Djata, un voyage au cœur de l’épopée mandingue et des rythmes ancestraux

Par Sophie Jama

27 septembre 2025

Djata : Conversations du Manden a été présenté du 22 au 26 septembre 2025 au théâtre La Chapelle à Montréal. Cette œuvre interdisciplinaire dirigée par Aly Keita s’inspire de l’épopée mandingue transmise oralement par les anciens, les griots et les poètes, et mêle danse, chant, performance, musique et art sonore pour évoquer la filiation, la transmission et la résistance. Tradition orale, danses et musiques rituelles, récit mythique, c’est tout cela qui inspire l’artiste originaire de Guinée.

Danseur, musicien, acrobate, créateur et directeur de la compagnie Kira Arts, Keita se consacre aussi au dialogue et à la médiation culturelle. C’est dire qu’il est un artiste multidisciplinaire et qu’il a à cœur de partager sa culture d’origine dans l’échange avec un public qui en est le plus souvent ignorant.

Tradition orale, danses et musiques rituelles, récit mythique, c’est tout cela qui inspire l’artiste originaire de Guinée.

Deux chasseurs arrivent à la cour d’un roi pour que naisse son héritier. L’enfant qui viendra au monde sera malheureusement incapable de marcher mais trouvera finalement la force de se lever pour rassembler les peuples de l’Afrique de l’Ouest. Pour illustrer ce récit aux multiples rebondissements mais sans que ne soit révélé le récit, quatre danseurs (deux femmes et deux hommes) et un musicien hypnotisent le public pendant 45 minutes.

Sur fond d’installation qui sert de décor et évoque l’Afrique par ses nombreux instruments de musique, dans de très beaux costumes traditionnels, un couple de danseurs entre en scène au son d’une flute traversière envoutante qui semble raconter une histoire. Le musicien, le griot peut-être, conserve sa longue robe traditionnelle tandis que les danseurs échangeront leurs costumes flamboyants pour des tenues contemporaines.

Leurs danses – au son de la flute et de diverses percussions – sont très rythmées. Chaque partie de leurs corps suit le rythme effréné de la musique, des phalanges de leurs doigts jusqu’à leurs pieds en passant par leurs bras et leurs épaules qui les font ressembler à des oiseaux prenant leur envol. Les deux premiers danseurs s’accroupissent sur le sol à la recherche de quelque chose de dissimulé dans la terre mais qu’ils ne trouvent pas. Peut-être quelque coquillage pour fabriquer des bijoux du genre de ceux dont ils sont déjà parés.

▶ [DONNÉES RECUEILLIES]:
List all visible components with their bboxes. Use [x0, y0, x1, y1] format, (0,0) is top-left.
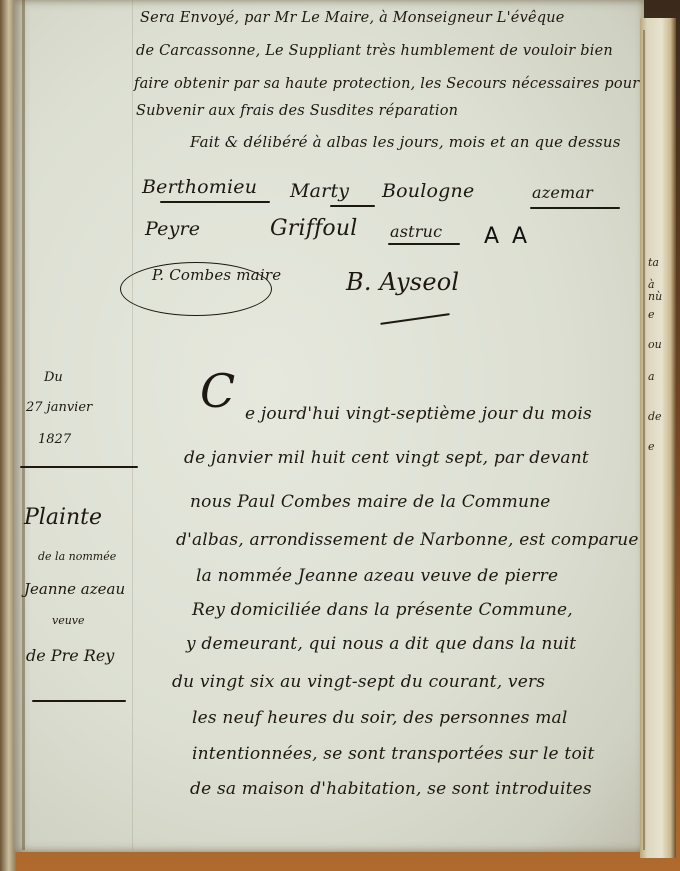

▶ [CONSIGNE À SUIVRE]: Modifiez le passage de l'extrait sur Djata commençant à « Danseur, musicien, acrobate, créateur » et se terminant à « pendant 45 minutes. », en substituant « guerriers » à « chasseurs ». Les lignes fournies ne sont pas nécessaires ici.

▶ [TÂCHE RÉALISÉE]:
Danseur, musicien, acrobate, créateur et directeur de la compagnie Kira Arts, Keita se consacre aussi au dialogue et à la médiation culturelle. C’est dire qu’il est un artiste multidisciplinaire et qu’il a à cœur de partager sa culture d’origine dans l’échange avec un public qui en est le plus souvent ignorant.

Tradition orale, danses et musiques rituelles, récit mythique, c’est tout cela qui inspire l’artiste originaire de Guinée.

Deux guerriers arrivent à la cour d’un roi pour que naisse son héritier. L’enfant qui viendra au monde sera malheureusement incapable de marcher mais trouvera finalement la force de se lever pour rassembler les peuples de l’Afrique de l’Ouest. Pour illustrer ce récit aux multiples rebondissements mais sans que ne soit révélé le récit, quatre danseurs (deux femmes et deux hommes) et un musicien hypnotisent le public pendant 45 minutes.